> Supplied data:
____

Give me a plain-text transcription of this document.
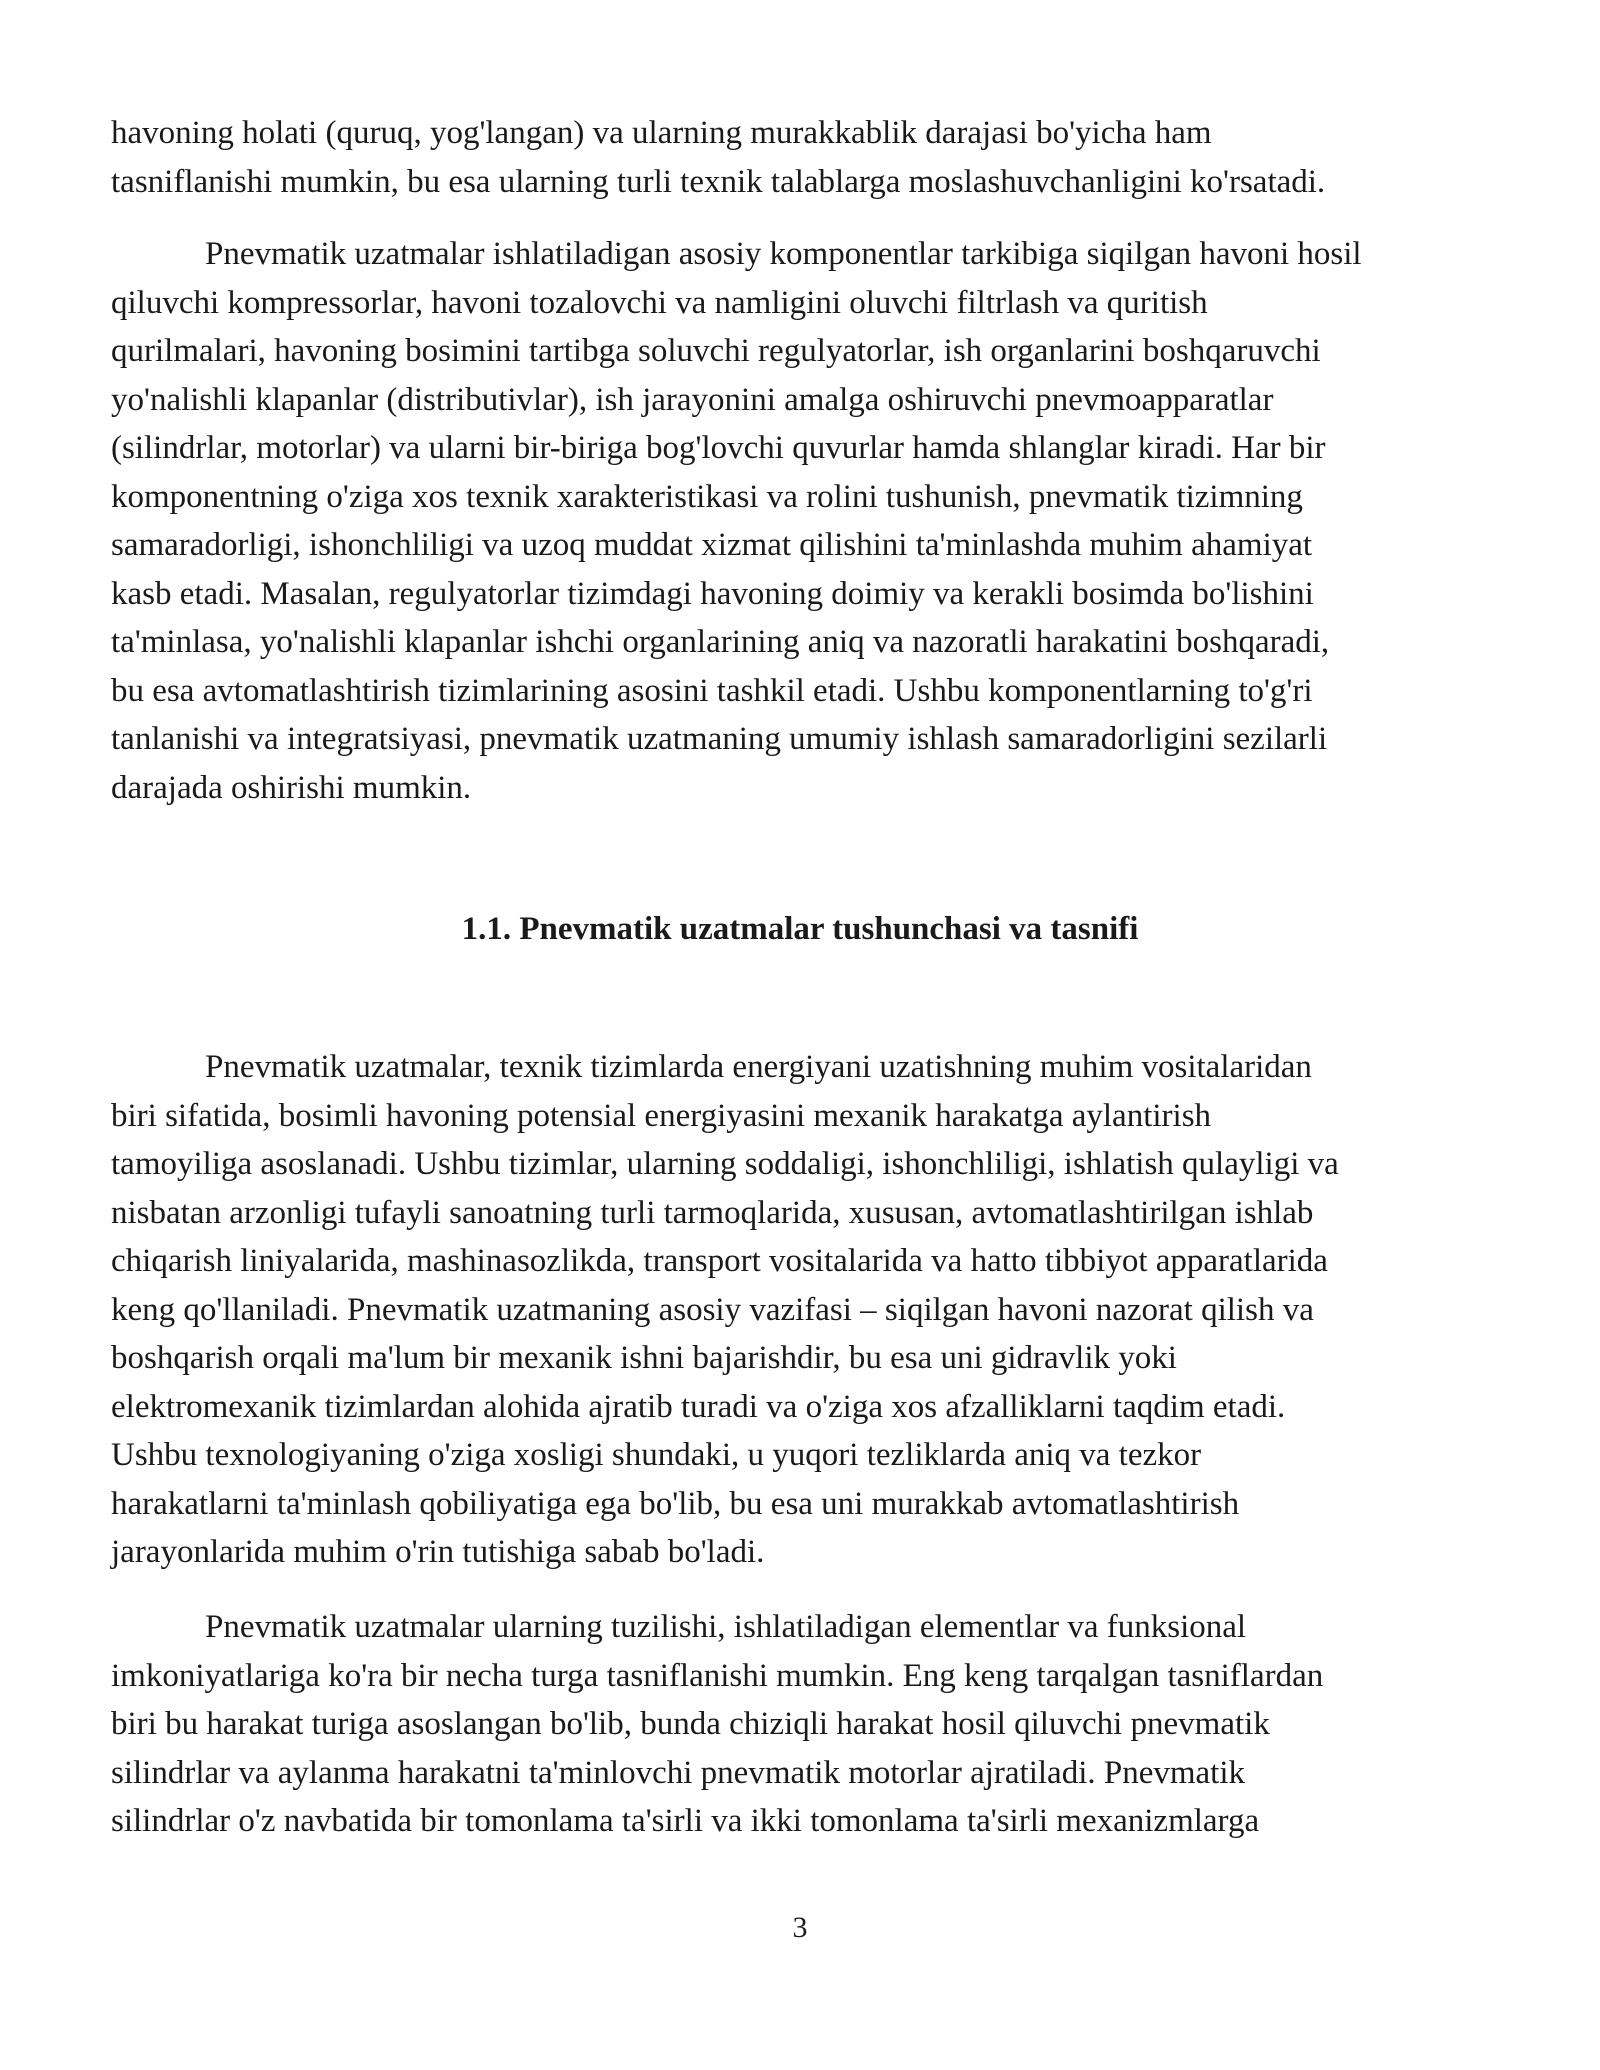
havoning holati (quruq, yog'langan) va ularning murakkablik darajasi bo'yicha ham
tasniflanishi mumkin, bu esa ularning turli texnik talablarga moslashuvchanligini ko'rsatadi.
Pnevmatik uzatmalar ishlatiladigan asosiy komponentlar tarkibiga siqilgan havoni hosil
qiluvchi kompressorlar, havoni tozalovchi va namligini oluvchi filtrlash va quritish
qurilmalari, havoning bosimini tartibga soluvchi regulyatorlar, ish organlarini boshqaruvchi
yo'nalishli klapanlar (distributivlar), ish jarayonini amalga oshiruvchi pnevmoapparatlar
(silindrlar, motorlar) va ularni bir-biriga bog'lovchi quvurlar hamda shlanglar kiradi. Har bir
komponentning o'ziga xos texnik xarakteristikasi va rolini tushunish, pnevmatik tizimning
samaradorligi, ishonchliligi va uzoq muddat xizmat qilishini ta'minlashda muhim ahamiyat
kasb etadi. Masalan, regulyatorlar tizimdagi havoning doimiy va kerakli bosimda bo'lishini
ta'minlasa, yo'nalishli klapanlar ishchi organlarining aniq va nazoratli harakatini boshqaradi,
bu esa avtomatlashtirish tizimlarining asosini tashkil etadi. Ushbu komponentlarning to'g'ri
tanlanishi va integratsiyasi, pnevmatik uzatmaning umumiy ishlash samaradorligini sezilarli
darajada oshirishi mumkin.
1.1. Pnevmatik uzatmalar tushunchasi va tasnifi
Pnevmatik uzatmalar, texnik tizimlarda energiyani uzatishning muhim vositalaridan
biri sifatida, bosimli havoning potensial energiyasini mexanik harakatga aylantirish
tamoyiliga asoslanadi. Ushbu tizimlar, ularning soddaligi, ishonchliligi, ishlatish qulayligi va
nisbatan arzonligi tufayli sanoatning turli tarmoqlarida, xususan, avtomatlashtirilgan ishlab
chiqarish liniyalarida, mashinasozlikda, transport vositalarida va hatto tibbiyot apparatlarida
keng qo'llaniladi. Pnevmatik uzatmaning asosiy vazifasi – siqilgan havoni nazorat qilish va
boshqarish orqali ma'lum bir mexanik ishni bajarishdir, bu esa uni gidravlik yoki
elektromexanik tizimlardan alohida ajratib turadi va o'ziga xos afzalliklarni taqdim etadi.
Ushbu texnologiyaning o'ziga xosligi shundaki, u yuqori tezliklarda aniq va tezkor
harakatlarni ta'minlash qobiliyatiga ega bo'lib, bu esa uni murakkab avtomatlashtirish
jarayonlarida muhim o'rin tutishiga sabab bo'ladi.
Pnevmatik uzatmalar ularning tuzilishi, ishlatiladigan elementlar va funksional
imkoniyatlariga ko'ra bir necha turga tasniflanishi mumkin. Eng keng tarqalgan tasniflardan
biri bu harakat turiga asoslangan bo'lib, bunda chiziqli harakat hosil qiluvchi pnevmatik
silindrlar va aylanma harakatni ta'minlovchi pnevmatik motorlar ajratiladi. Pnevmatik
silindrlar o'z navbatida bir tomonlama ta'sirli va ikki tomonlama ta'sirli mexanizmlarga
3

____

> Your goal:
Pull every line holding "ishonchliligi" out of the records.

> Task answer:
samaradorligi, ishonchliligi va uzoq muddat xizmat qilishini ta'minlashda muhim ahamiyat
tamoyiliga asoslanadi. Ushbu tizimlar, ularning soddaligi, ishonchliligi, ishlatish qulayligi va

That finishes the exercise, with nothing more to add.